## Begin Source
Skip to main content

Getting Started: Teacher

This guide will walk you through setting up the Tutor IDE platform — from registration to running your first classes using all available tools.

1. Register

Go to app.tutoride.dev and click "Sign up". Enter your details and create an account.

After registration, your organization will be automatically created — this is the space where you will manage students and classes.

2. Choose a plan

The Free plan is available to start with, allowing you to test the platform. If you plan to teach a group of students, choose one of the paid plans:

  • Teacher — up to 100 students, 1 teacher, ideal for tutors and small groups
  • School — up to 1,000 students, up to 10 teachers, for coding schools with multiple teachers

You can change your plan at any time in the organization settings.

3. Create student groups

Go to the Admin Panel and open the Groups tab. Create groups corresponding to your classes, e.g.:

  • "Monday 4:00 PM"
  • "Wednesday 5:00 PM"
  • "Advanced group"

Groups help you organize students and assign challenges to an entire group at once.

If you are on the School plan, you can assign teachers to specific groups — each teacher will only see students from their assigned groups.

4. Add students

There are three ways to add students to the platform:

Creating accounts manually

In the Students tab, click "Add Student". Enter a username and password — done. Give the student their login credentials at the beginning of class.

CSV import

If you have many students, you can import them from a CSV file. Prepare a file with the student list (username, password, group) and upload it in the panel. All accounts will be created automatically.

Invitation code

Each group has a unique invitation code. Share it with students — they can create their own account on the platform and join the group by entering the code. This is the fastest method when students have their own email addresses.

5. Assign challenges

Go to the Challenges tab in the admin panel. You'll find two types of tasks:

  • Lessons — step-by-step tasks with instructions and starter code
  • CSS Battle — challenges where students recreate an image using HTML and CSS

Select a challenge and assign it to a specific student or an entire group. You can set a due date to motivate students to complete their work on time.

6. Configure auto-grading

To save time on grading, configure automatic grading rules:

  1. Open the challenge details in the Challenges tab
  2. Add auto-grading rules — choose the rule type:
    • output_match — compare output against expected result
    • contains_element — check for the presence of an HTML element
    • css_property — check a CSS property value
    • code_contains — check for a code fragment
    • regex_match — match against a regular expression
  3. Save the rules — from now on, student submissions will be graded automatically
  4. You can preview results before applying them and override the automatic grade if needed

Auto-grading is especially useful for challenges with clear-cut correct answers, such as checking whether a page contains required HTML elements.

7. Create learning paths

Learning paths let you arrange challenges into a logical sequence:

  1. Go to the Learning Paths section in the panel
  2. Click "Create path" and give it a name
  3. Add challenges in the proper order — drag to reorder them
  4. Mark key steps as gate steps — students must complete these before proceeding
  5. Assign the path to students or an entire group

Paths are ideal for running courses, e.g., "Introduction to HTML" with 10 sequential lessons where each one builds on the previous.
## End Source
Task details:
Answer these from the Tutor IDE teacher guide:
1. How many teachers does the School plan allow?
2. What three fields should the file for a CSV import list for each student?
3. What must students do with steps marked as gate steps in a learning path?
## Begin Recorded data
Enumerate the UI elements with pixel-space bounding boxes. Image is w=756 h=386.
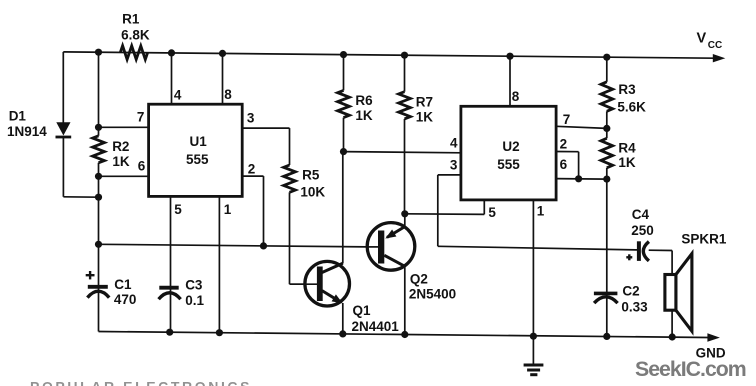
svg-text:U2: U2: [502, 139, 519, 154]
junction dot: pin7 node: [95, 124, 102, 131]
junction dot: D1 join: [95, 194, 102, 201]
svg-text:6: 6: [138, 159, 146, 174]
label GND: [696, 345, 726, 360]
pin number 4 (U1): [174, 88, 182, 103]
svg-text:SPKR1: SPKR1: [681, 231, 727, 246]
svg-text:2N4401: 2N4401: [352, 319, 400, 334]
wire: U2 pin7 out: [556, 126, 607, 128]
transistor Q1: [290, 261, 350, 306]
Vcc arrowhead: [713, 54, 726, 62]
label R4: [618, 140, 636, 170]
svg-text:1K: 1K: [618, 155, 636, 170]
label SPKR1: [681, 231, 727, 246]
svg-text:U1: U1: [190, 134, 208, 149]
pin number 3 (U2): [450, 157, 458, 172]
label C4: [631, 207, 654, 238]
pin number 2 (U2): [560, 136, 568, 151]
wire: U2 pin2 out: [556, 152, 579, 179]
svg-text:R5: R5: [302, 168, 320, 183]
U2 pin8 stub: [509, 56, 511, 106]
resistor R4: [601, 128, 613, 179]
svg-text:1N914: 1N914: [7, 124, 47, 139]
svg-text:2: 2: [248, 162, 256, 177]
U1 pin8 stub: [222, 53, 224, 104]
label R1: [121, 11, 150, 42]
capacitor C1: [87, 287, 109, 298]
junction dot: rail/Q1 emitter: [339, 330, 346, 337]
wire: Q1 collector up to U2 pin4 node: [342, 152, 344, 264]
svg-text:R3: R3: [618, 82, 636, 97]
svg-text:1: 1: [224, 202, 232, 217]
wire: pin6 node down to C2 and ground: [606, 179, 608, 336]
svg-text:2: 2: [560, 136, 568, 151]
wire: R2 column lower: [98, 163, 100, 332]
svg-text:C3: C3: [185, 278, 203, 293]
junction dot: rail / R2 column: [95, 49, 102, 56]
pin number 5 (U2): [488, 205, 496, 220]
IC U2 555 box: [461, 106, 556, 200]
svg-text:Q2: Q2: [410, 271, 428, 286]
svg-text:6: 6: [560, 157, 568, 172]
junction dot: rail / U1 pin4: [168, 49, 175, 56]
svg-text:1K: 1K: [112, 154, 130, 169]
pin number 8 (U1): [224, 87, 232, 102]
wire: Vcc top rail: [63, 52, 714, 58]
svg-text:1K: 1K: [416, 109, 434, 124]
svg-text:3: 3: [247, 110, 255, 125]
label Q1: [352, 303, 400, 334]
wire: node to U2 pin4: [344, 152, 461, 153]
label C3: [185, 278, 204, 309]
label C2: [621, 283, 648, 314]
wire: U1 pin5 / C3 column: [170, 196, 172, 332]
op... U1 pin4 stub: [171, 53, 173, 104]
svg-text:555: 555: [186, 152, 209, 167]
junction dot: pin2/middle rail: [260, 242, 267, 249]
svg-text:5.6K: 5.6K: [617, 100, 646, 115]
transistor Q2: [367, 223, 415, 271]
junction dot: pin2/pin6 tie: [575, 175, 582, 182]
junction dot: R3/R4/pin7 node: [603, 125, 610, 132]
wire: U1 pin 7 stub: [99, 126, 149, 128]
svg-text:POPULAR ELECTRONICS: POPULAR ELECTRONICS: [30, 379, 252, 386]
junction dot: rail / R7: [401, 52, 408, 59]
pin number 5 (U1): [174, 202, 182, 217]
ground symbol: [524, 336, 544, 375]
pin number 1 (U1): [224, 202, 232, 217]
svg-text:3: 3: [450, 157, 458, 172]
wire: U2 pin6 out: [556, 178, 607, 181]
junction dot: rail/C3: [166, 329, 173, 336]
junction dot: middle rail left end: [95, 241, 102, 248]
svg-text:4: 4: [450, 136, 458, 151]
wire: D1 cathode down and over to R2 column: [63, 137, 98, 197]
svg-text:1: 1: [537, 203, 545, 218]
svg-text:D1: D1: [9, 108, 27, 123]
wire: speaker to ground rail: [671, 310, 673, 337]
junction dot: rail / R6: [340, 51, 347, 58]
wire: Q2 emitter up to R7/pin5 node: [404, 214, 406, 227]
junction dot: rail / R3: [603, 54, 610, 61]
resistor R1: [120, 46, 147, 60]
resistor R2: [93, 136, 105, 163]
svg-text:R6: R6: [355, 93, 373, 108]
GND arrowhead: [707, 333, 720, 341]
label R5: [300, 168, 325, 200]
pin number 3 (U1): [247, 110, 255, 125]
svg-text:0.33: 0.33: [621, 299, 648, 314]
watermark SeekIC.com: [635, 357, 746, 381]
wire: ground bottom rail: [99, 332, 708, 338]
svg-text:5: 5: [174, 202, 182, 217]
svg-text:470: 470: [114, 292, 137, 307]
pin number 7 (U2): [563, 112, 571, 127]
wire: C4 to speaker: [649, 250, 672, 274]
svg-text:8: 8: [512, 89, 520, 104]
junction dot: rail / U2 pin8: [506, 53, 513, 60]
pin number 2 (U1): [248, 162, 256, 177]
pin number 7 (U1): [137, 110, 145, 125]
wire: U1 pin3 out: [242, 128, 289, 165]
wire: Q1 emitter down to ground rail: [342, 303, 344, 334]
svg-text:10K: 10K: [300, 184, 325, 199]
C4 plus sign: [626, 254, 632, 260]
resistor R7: [399, 55, 411, 214]
resistor R5: [284, 165, 296, 192]
svg-text:C4: C4: [632, 207, 650, 222]
wire: R5 down to Q1 base: [290, 192, 318, 284]
diode D1: [56, 122, 72, 137]
label U2: [497, 139, 520, 172]
svg-text:5: 5: [488, 205, 496, 220]
label U1: [186, 134, 209, 167]
svg-text:250: 250: [631, 223, 654, 238]
junction dot: rail/Q2 collector: [401, 331, 408, 338]
resistor R3: [601, 57, 613, 128]
junction dot: rail / U1 pin8: [219, 50, 226, 57]
junction dot: rail/speaker: [669, 333, 676, 340]
svg-text:R7: R7: [416, 94, 433, 109]
pin number 6 (U2): [560, 157, 568, 172]
svg-text:555: 555: [497, 157, 520, 172]
svg-text:6.8K: 6.8K: [121, 28, 150, 43]
wire: U1 pin 6 stub: [99, 175, 149, 177]
svg-text:R1: R1: [122, 11, 140, 26]
wire: middle rail (U1 pin2 to Q2 base): [99, 244, 368, 247]
svg-text:7: 7: [137, 110, 145, 125]
svg-text:V: V: [697, 31, 707, 47]
pin number 4 (U2): [450, 136, 458, 151]
junction dot: rail/U1 pin1: [216, 329, 223, 336]
resistor R6: [338, 55, 350, 152]
label R3: [617, 82, 646, 115]
label Q2: [409, 271, 456, 301]
svg-text:4: 4: [174, 88, 182, 103]
label C1: [114, 277, 137, 307]
junction dot: pin6/R4 node: [603, 176, 610, 183]
junction dot: rail/U2 pin1: [530, 333, 537, 340]
wire: U1 pin1 column: [218, 196, 220, 332]
label D1: [7, 108, 47, 139]
junction dot: pin6 node: [95, 173, 102, 180]
label R7: [416, 94, 434, 124]
label Vcc: [697, 31, 723, 52]
junction dot: rail/C2: [603, 333, 610, 340]
svg-text:1K: 1K: [355, 108, 373, 123]
junction dot: R6/Q1 collector/U2 pin4: [340, 148, 347, 155]
wire: U2 pin3 out to C4: [438, 175, 637, 250]
svg-text:C2: C2: [622, 283, 639, 298]
label R2: [112, 139, 130, 169]
wire: R2 column upper: [98, 52, 100, 136]
svg-text:0.1: 0.1: [185, 293, 204, 308]
caption POPULAR ELECTRONICS (clipped): [30, 379, 252, 386]
svg-text:R2: R2: [112, 139, 129, 154]
label R6: [355, 93, 373, 123]
wire: U2 pin1 column: [532, 200, 534, 336]
junction dot: R7/Q2 emitter/U2 pin5: [401, 210, 408, 217]
pin number 6 (U1): [138, 159, 146, 174]
wire: Q2 collector down to ground rail: [404, 266, 406, 336]
svg-text:R4: R4: [618, 140, 636, 155]
wire: node to U2 pin5: [405, 200, 485, 214]
pin number 1 (U2): [537, 203, 545, 218]
C1 plus sign: [86, 271, 95, 279]
capacitor C2: [594, 293, 618, 303]
capacitor C4: [639, 241, 649, 261]
svg-text:7: 7: [563, 112, 571, 127]
svg-text:8: 8: [224, 87, 232, 102]
wire: left branch down from rail: [62, 52, 64, 123]
svg-text:Q1: Q1: [353, 303, 372, 318]
svg-text:SeekIC.com: SeekIC.com: [635, 357, 746, 381]
svg-text:CC: CC: [708, 40, 722, 51]
pin number 8 (U2): [512, 89, 520, 104]
wire: U1 pin2 out: [242, 176, 263, 246]
capacitor C3: [159, 288, 181, 300]
svg-text:2N5400: 2N5400: [409, 287, 456, 302]
svg-text:C1: C1: [114, 277, 132, 292]
IC U1 555 box: [149, 104, 243, 196]
speaker SPKR1: [665, 254, 692, 332]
## End Recorded data
Task output:
1. Up to 10 teachers.
2. Username, password and group.
3. Complete them before proceeding.